What you are asked to do »
For every line in the records that has the word "this", make a copy.

[start Data excerpts]

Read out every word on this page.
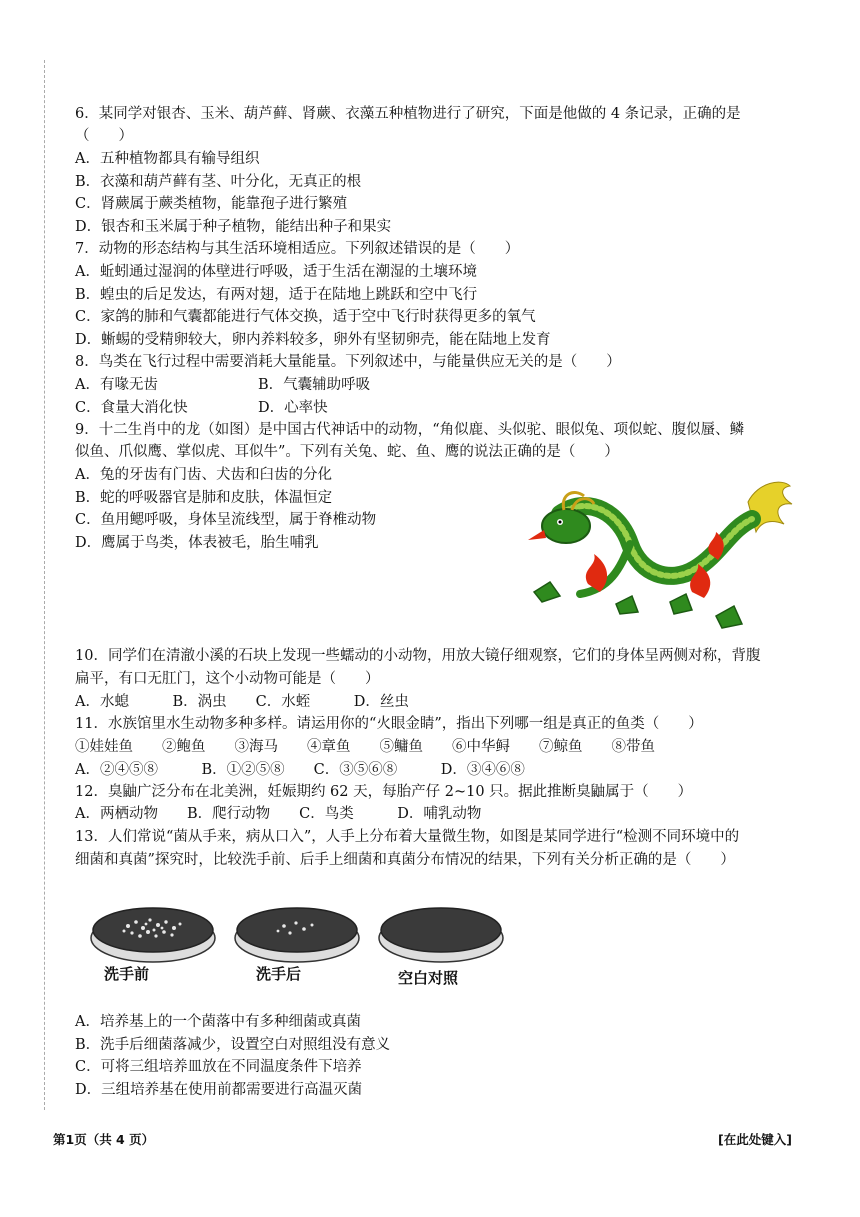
6．某同学对银杏、玉米、葫芦藓、肾蕨、衣藻五种植物进行了研究，下面是他做的 4 条记录，正确的是
（　　）
A．五种植物都具有输导组织
B．衣藻和葫芦藓有茎、叶分化，无真正的根
C．肾蕨属于蕨类植物，能靠孢子进行繁殖
D．银杏和玉米属于种子植物，能结出种子和果实
7．动物的形态结构与其生活环境相适应。下列叙述错误的是（　　）
A．蚯蚓通过湿润的体壁进行呼吸，适于生活在潮湿的土壤环境
B．蝗虫的后足发达，有两对翅，适于在陆地上跳跃和空中飞行
C．家鸽的肺和气囊都能进行气体交换，适于空中飞行时获得更多的氧气
D．蜥蜴的受精卵较大，卵内养料较多，卵外有坚韧卵壳，能在陆地上发育
8．鸟类在飞行过程中需要消耗大量能量。下列叙述中，与能量供应无关的是（　　）
A．有喙无齿	B．气囊辅助呼吸
C．食量大消化快	D．心率快
9．十二生肖中的龙（如图）是中国古代神话中的动物，“角似鹿、头似驼、眼似兔、项似蛇、腹似蜃、鳞
似鱼、爪似鹰、掌似虎、耳似牛”。下列有关兔、蛇、鱼、鹰的说法正确的是（　　）
A．兔的牙齿有门齿、犬齿和臼齿的分化
B．蛇的呼吸器官是肺和皮肤，体温恒定
C．鱼用鳃呼吸，身体呈流线型，属于脊椎动物
D．鹰属于鸟类，体表被毛，胎生哺乳
10．同学们在清澈小溪的石块上发现一些蠕动的小动物，用放大镜仔细观察，它们的身体呈两侧对称，背腹
扁平，有口无肛门，这个小动物可能是（　　）
A．水螅　　　B．涡虫　　C．水蛭　　　D．丝虫
11．水族馆里水生动物多种多样。请运用你的“火眼金睛”，指出下列哪一组是真正的鱼类（　　）
①娃娃鱼　　②鲍鱼　　③海马　　④章鱼　　⑤鳙鱼　　⑥中华鲟　　⑦鲸鱼　　⑧带鱼
A．②④⑤⑧　　　B．①②⑤⑧　　C．③⑤⑥⑧　　　D．③④⑥⑧
12．臭鼬广泛分布在北美洲，妊娠期约 62 天，每胎产仔 2~10 只。据此推断臭鼬属于（　　）
A．两栖动物　　B．爬行动物　　C．鸟类　　　D．哺乳动物
13．人们常说“菌从手来，病从口入”，人手上分布着大量微生物，如图是某同学进行“检测不同环境中的
细菌和真菌”探究时，比较洗手前、后手上细菌和真菌分布情况的结果，下列有关分析正确的是（　　）
洗手前	洗手后	空白对照
A．培养基上的一个菌落中有多种细菌或真菌
B．洗手后细菌落减少，设置空白对照组没有意义
C．可将三组培养皿放在不同温度条件下培养
D．三组培养基在使用前都需要进行高温灭菌
第1页（共 4 页）	[在此处键入]
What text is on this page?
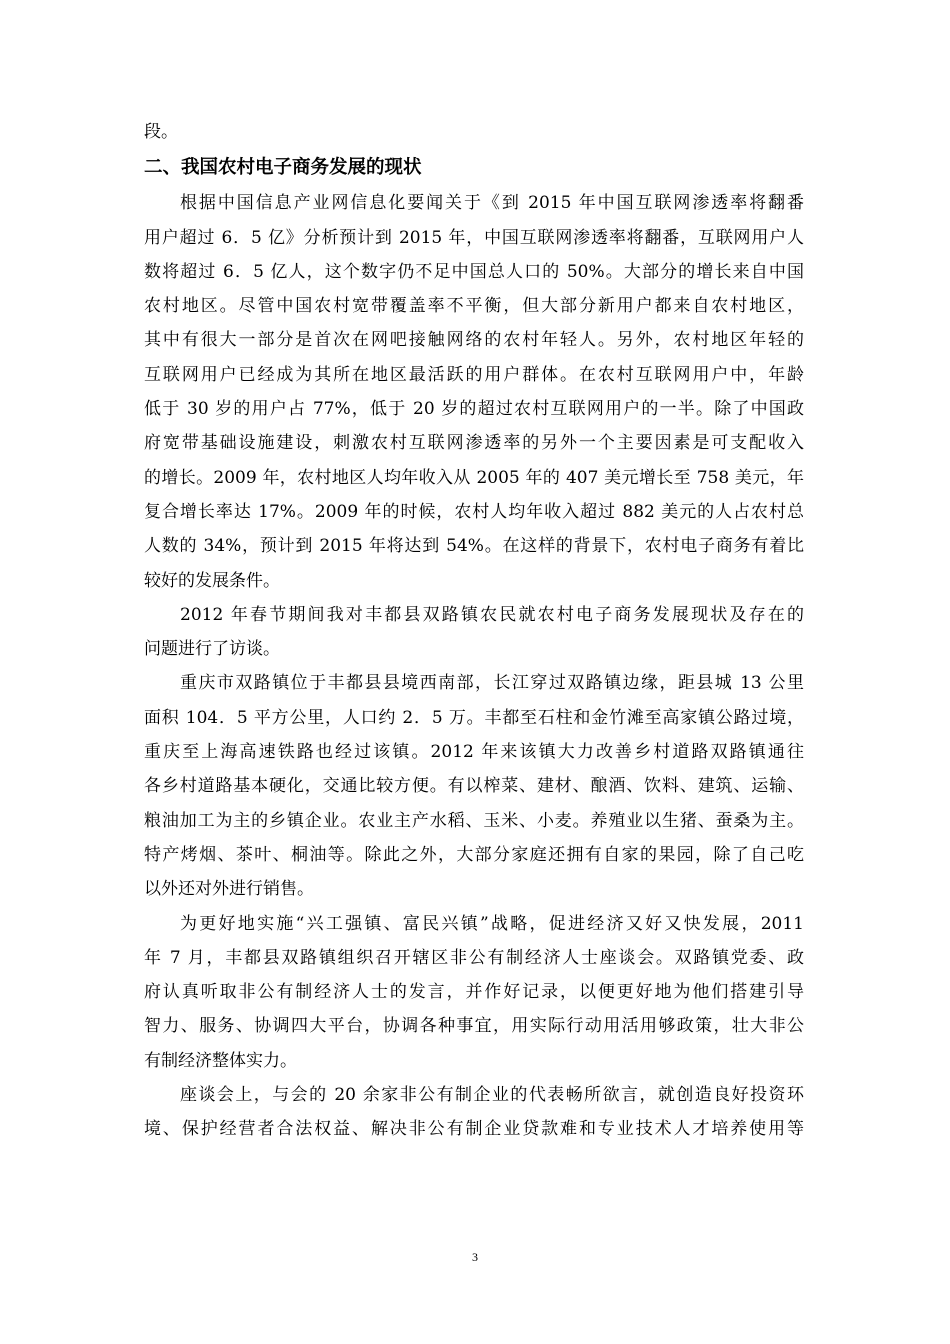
段。
二、我国农村电子商务发展的现状
根据中国信息产业网信息化要闻关于《到 2015 年中国互联网渗透率将翻番
用户超过 6．5 亿》分析预计到 2015 年，中国互联网渗透率将翻番，互联网用户人
数将超过 6．5 亿人，这个数字仍不足中国总人口的 50%。大部分的增长来自中国
农村地区。尽管中国农村宽带覆盖率不平衡，但大部分新用户都来自农村地区，
其中有很大一部分是首次在网吧接触网络的农村年轻人。另外，农村地区年轻的
互联网用户已经成为其所在地区最活跃的用户群体。在农村互联网用户中，年龄
低于 30 岁的用户占 77%，低于 20 岁的超过农村互联网用户的一半。除了中国政
府宽带基础设施建设，刺激农村互联网渗透率的另外一个主要因素是可支配收入
的增长。2009 年，农村地区人均年收入从 2005 年的 407 美元增长至 758 美元，年
复合增长率达 17%。2009 年的时候，农村人均年收入超过 882 美元的人占农村总
人数的 34%，预计到 2015 年将达到 54%。在这样的背景下，农村电子商务有着比
较好的发展条件。
2012 年春节期间我对丰都县双路镇农民就农村电子商务发展现状及存在的
问题进行了访谈。
重庆市双路镇位于丰都县县境西南部，长江穿过双路镇边缘，距县城 13 公里
面积 104．5 平方公里，人口约 2．5 万。丰都至石柱和金竹滩至高家镇公路过境，
重庆至上海高速铁路也经过该镇。2012 年来该镇大力改善乡村道路双路镇通往
各乡村道路基本硬化，交通比较方便。有以榨菜、建材、酿酒、饮料、建筑、运输、
粮油加工为主的乡镇企业。农业主产水稻、玉米、小麦。养殖业以生猪、蚕桑为主。
特产烤烟、茶叶、桐油等。除此之外，大部分家庭还拥有自家的果园，除了自己吃
以外还对外进行销售。
为更好地实施“兴工强镇、富民兴镇”战略，促进经济又好又快发展，2011
年 7 月，丰都县双路镇组织召开辖区非公有制经济人士座谈会。双路镇党委、政
府认真听取非公有制经济人士的发言，并作好记录，以便更好地为他们搭建引导
智力、服务、协调四大平台，协调各种事宜，用实际行动用活用够政策，壮大非公
有制经济整体实力。
座谈会上，与会的 20 余家非公有制企业的代表畅所欲言，就创造良好投资环
境、保护经营者合法权益、解决非公有制企业贷款难和专业技术人才培养使用等
3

[end Data excerpts]

The reply »
Read out every word on this page.
What text is on this page?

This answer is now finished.